• _What is needed_: Tally the lines below that contain "días". The number is the whole answer.

• _Data extract_:
◇ ◇ ◇ ◇ ◇
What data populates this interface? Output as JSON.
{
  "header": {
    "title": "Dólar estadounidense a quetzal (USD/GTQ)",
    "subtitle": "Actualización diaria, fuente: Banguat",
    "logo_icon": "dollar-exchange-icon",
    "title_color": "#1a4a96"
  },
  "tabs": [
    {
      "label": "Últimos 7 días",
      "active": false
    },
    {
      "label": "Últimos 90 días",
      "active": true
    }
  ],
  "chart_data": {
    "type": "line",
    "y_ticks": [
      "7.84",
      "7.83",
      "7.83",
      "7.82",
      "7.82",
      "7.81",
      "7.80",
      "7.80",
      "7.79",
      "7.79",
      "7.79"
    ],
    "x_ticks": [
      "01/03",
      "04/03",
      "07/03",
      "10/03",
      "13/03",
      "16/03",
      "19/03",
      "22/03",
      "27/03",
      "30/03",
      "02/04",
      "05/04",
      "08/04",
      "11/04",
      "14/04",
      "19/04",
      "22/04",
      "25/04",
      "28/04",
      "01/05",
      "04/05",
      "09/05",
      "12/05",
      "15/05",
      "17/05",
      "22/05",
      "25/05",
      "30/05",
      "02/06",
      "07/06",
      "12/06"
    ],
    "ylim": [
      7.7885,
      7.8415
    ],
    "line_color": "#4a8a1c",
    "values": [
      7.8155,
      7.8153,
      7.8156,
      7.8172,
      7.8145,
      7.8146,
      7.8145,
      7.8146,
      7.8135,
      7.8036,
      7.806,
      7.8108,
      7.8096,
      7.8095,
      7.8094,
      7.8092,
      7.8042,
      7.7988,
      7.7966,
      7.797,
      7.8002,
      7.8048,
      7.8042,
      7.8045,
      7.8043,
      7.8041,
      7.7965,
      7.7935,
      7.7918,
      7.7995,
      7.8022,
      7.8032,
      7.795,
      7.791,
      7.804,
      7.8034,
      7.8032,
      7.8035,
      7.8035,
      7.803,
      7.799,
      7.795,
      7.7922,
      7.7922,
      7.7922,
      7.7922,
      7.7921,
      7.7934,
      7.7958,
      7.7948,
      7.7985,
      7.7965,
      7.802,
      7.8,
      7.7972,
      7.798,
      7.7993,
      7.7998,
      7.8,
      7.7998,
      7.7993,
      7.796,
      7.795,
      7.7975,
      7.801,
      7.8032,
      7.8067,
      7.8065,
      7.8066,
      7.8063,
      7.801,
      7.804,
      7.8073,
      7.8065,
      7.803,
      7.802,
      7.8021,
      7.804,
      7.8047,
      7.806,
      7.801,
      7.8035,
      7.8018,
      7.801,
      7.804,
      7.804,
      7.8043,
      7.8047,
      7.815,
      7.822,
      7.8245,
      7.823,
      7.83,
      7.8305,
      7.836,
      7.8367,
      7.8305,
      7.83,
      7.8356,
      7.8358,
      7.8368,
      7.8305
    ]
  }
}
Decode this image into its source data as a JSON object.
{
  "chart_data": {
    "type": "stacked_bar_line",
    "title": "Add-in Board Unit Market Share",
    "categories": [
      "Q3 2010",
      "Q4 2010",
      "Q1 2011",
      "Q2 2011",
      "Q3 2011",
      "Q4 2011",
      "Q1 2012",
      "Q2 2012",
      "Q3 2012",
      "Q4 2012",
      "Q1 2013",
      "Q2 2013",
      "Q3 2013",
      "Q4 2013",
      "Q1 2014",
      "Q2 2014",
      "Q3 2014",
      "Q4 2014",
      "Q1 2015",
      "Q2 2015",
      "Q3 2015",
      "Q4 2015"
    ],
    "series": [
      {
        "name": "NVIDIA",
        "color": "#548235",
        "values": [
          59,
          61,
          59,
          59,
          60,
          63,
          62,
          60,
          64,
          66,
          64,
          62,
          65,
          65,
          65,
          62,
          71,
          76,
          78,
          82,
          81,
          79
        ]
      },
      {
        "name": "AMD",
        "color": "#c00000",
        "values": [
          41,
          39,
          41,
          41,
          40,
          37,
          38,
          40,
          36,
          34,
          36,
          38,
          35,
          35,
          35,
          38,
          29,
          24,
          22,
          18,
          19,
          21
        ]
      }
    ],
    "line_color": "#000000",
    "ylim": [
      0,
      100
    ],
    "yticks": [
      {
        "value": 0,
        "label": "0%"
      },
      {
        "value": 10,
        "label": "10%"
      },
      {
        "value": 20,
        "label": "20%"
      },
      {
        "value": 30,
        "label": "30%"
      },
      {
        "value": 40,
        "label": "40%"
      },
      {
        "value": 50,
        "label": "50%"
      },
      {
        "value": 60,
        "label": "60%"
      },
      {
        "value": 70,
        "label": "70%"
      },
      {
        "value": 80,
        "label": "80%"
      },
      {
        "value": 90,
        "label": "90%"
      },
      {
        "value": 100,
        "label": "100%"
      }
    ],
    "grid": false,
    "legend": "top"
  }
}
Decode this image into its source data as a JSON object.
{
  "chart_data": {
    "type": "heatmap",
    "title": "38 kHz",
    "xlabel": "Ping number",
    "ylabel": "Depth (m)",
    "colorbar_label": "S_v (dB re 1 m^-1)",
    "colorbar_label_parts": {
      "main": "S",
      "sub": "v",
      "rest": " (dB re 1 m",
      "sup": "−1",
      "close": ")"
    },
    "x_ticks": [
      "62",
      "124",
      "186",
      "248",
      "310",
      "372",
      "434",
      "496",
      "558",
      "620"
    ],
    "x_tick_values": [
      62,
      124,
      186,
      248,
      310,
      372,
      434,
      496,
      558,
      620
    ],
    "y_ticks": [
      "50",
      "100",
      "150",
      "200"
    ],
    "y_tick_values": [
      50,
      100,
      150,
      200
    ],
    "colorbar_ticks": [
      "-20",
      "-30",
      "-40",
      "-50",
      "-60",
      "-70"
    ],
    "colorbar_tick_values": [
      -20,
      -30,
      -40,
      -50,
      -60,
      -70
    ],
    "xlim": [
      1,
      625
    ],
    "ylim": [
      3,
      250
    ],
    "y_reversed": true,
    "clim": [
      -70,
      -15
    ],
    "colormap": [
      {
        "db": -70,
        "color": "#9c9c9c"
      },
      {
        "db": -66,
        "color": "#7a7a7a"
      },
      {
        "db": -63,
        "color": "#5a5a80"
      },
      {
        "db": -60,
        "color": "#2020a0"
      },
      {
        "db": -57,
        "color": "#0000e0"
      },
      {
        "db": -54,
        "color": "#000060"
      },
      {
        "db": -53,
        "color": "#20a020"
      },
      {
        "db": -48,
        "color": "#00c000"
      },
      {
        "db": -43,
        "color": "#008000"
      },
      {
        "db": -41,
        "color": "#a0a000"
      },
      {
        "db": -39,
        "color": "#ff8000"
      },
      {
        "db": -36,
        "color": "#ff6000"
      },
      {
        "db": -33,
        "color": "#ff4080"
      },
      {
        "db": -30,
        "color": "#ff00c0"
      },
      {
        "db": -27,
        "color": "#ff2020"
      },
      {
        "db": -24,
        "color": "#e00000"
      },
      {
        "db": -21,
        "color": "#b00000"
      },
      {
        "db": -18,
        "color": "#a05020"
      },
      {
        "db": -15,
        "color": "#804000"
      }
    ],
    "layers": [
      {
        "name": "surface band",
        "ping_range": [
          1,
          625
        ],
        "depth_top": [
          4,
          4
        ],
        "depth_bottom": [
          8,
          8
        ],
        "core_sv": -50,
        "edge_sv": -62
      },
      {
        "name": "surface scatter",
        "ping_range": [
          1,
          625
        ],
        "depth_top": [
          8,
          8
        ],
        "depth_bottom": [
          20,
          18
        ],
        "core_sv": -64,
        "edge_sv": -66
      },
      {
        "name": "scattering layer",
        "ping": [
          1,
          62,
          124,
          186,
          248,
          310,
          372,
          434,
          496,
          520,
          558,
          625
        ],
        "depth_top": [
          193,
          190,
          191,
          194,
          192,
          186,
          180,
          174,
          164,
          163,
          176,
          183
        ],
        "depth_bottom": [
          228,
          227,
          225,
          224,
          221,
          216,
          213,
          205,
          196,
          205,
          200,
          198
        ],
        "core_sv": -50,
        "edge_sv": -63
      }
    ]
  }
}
◇ ◇ ◇ ◇ ◇
• _Answer for the task_: 2